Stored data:
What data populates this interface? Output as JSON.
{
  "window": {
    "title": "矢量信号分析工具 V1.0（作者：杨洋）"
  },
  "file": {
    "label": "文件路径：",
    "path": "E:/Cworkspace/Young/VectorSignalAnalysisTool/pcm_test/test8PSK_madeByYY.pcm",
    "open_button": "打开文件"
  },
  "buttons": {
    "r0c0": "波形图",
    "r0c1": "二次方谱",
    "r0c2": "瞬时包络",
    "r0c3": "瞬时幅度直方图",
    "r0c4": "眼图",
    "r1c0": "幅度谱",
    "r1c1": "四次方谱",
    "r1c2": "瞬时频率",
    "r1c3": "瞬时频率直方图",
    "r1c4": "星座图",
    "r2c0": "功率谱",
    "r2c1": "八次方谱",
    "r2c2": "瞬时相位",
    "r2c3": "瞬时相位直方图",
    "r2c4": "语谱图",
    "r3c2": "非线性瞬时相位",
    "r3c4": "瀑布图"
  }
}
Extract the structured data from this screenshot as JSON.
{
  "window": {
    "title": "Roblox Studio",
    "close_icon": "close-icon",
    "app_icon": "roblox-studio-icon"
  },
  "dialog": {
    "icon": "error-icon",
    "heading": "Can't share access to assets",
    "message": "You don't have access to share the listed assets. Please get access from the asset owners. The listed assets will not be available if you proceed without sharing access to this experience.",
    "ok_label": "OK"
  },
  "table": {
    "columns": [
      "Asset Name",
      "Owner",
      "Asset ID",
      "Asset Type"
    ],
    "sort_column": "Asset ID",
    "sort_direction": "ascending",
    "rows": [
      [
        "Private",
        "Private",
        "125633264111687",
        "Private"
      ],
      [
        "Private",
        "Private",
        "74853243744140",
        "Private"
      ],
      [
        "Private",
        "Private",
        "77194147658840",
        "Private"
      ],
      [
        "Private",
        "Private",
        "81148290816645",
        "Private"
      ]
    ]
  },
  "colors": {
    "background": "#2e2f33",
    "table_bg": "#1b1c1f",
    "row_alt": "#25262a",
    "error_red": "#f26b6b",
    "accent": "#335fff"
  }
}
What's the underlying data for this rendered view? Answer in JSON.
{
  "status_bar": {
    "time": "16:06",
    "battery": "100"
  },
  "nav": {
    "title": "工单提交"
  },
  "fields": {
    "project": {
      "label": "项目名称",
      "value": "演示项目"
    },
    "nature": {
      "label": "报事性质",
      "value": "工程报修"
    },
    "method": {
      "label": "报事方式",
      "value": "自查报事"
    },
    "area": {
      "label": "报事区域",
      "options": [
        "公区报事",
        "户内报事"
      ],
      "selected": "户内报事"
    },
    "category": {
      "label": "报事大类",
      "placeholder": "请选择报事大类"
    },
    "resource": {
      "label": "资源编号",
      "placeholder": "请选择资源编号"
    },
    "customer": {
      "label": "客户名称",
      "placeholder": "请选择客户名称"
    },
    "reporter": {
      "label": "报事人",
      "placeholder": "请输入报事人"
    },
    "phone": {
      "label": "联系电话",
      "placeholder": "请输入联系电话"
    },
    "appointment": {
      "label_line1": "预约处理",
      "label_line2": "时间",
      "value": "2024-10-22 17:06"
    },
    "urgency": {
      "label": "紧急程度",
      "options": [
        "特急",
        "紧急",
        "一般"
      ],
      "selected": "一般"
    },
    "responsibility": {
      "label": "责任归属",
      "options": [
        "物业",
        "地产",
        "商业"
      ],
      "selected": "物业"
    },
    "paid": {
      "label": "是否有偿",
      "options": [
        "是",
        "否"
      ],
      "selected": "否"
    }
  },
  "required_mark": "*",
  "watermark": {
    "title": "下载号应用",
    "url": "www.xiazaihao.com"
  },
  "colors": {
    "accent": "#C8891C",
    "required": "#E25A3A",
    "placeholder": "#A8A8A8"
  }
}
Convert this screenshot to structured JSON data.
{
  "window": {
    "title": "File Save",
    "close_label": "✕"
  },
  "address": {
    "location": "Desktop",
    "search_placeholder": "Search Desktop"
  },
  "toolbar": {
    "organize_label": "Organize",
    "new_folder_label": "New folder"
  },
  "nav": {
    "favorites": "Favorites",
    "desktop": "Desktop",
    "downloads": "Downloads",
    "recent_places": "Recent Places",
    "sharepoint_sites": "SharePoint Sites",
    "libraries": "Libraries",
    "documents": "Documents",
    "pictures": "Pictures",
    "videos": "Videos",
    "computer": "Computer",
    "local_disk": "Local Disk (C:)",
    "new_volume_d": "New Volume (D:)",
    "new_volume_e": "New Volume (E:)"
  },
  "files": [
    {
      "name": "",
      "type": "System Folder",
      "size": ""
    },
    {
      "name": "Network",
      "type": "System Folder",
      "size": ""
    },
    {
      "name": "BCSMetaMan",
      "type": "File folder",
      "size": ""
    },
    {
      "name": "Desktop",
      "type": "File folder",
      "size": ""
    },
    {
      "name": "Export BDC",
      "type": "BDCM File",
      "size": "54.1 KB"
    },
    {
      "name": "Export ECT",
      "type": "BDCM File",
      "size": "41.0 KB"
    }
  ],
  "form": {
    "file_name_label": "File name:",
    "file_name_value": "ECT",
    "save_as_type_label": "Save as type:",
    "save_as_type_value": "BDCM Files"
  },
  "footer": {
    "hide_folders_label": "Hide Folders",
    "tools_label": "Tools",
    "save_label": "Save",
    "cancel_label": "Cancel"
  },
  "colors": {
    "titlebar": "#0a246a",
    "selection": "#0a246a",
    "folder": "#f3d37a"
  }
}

→ Required task
Return each line that includes "JSON".

→ Response to the task
What data populates this interface? Output as JSON.
Extract the structured data from this screenshot as JSON.
What's the underlying data for this rendered view? Answer in JSON.
Convert this screenshot to structured JSON data.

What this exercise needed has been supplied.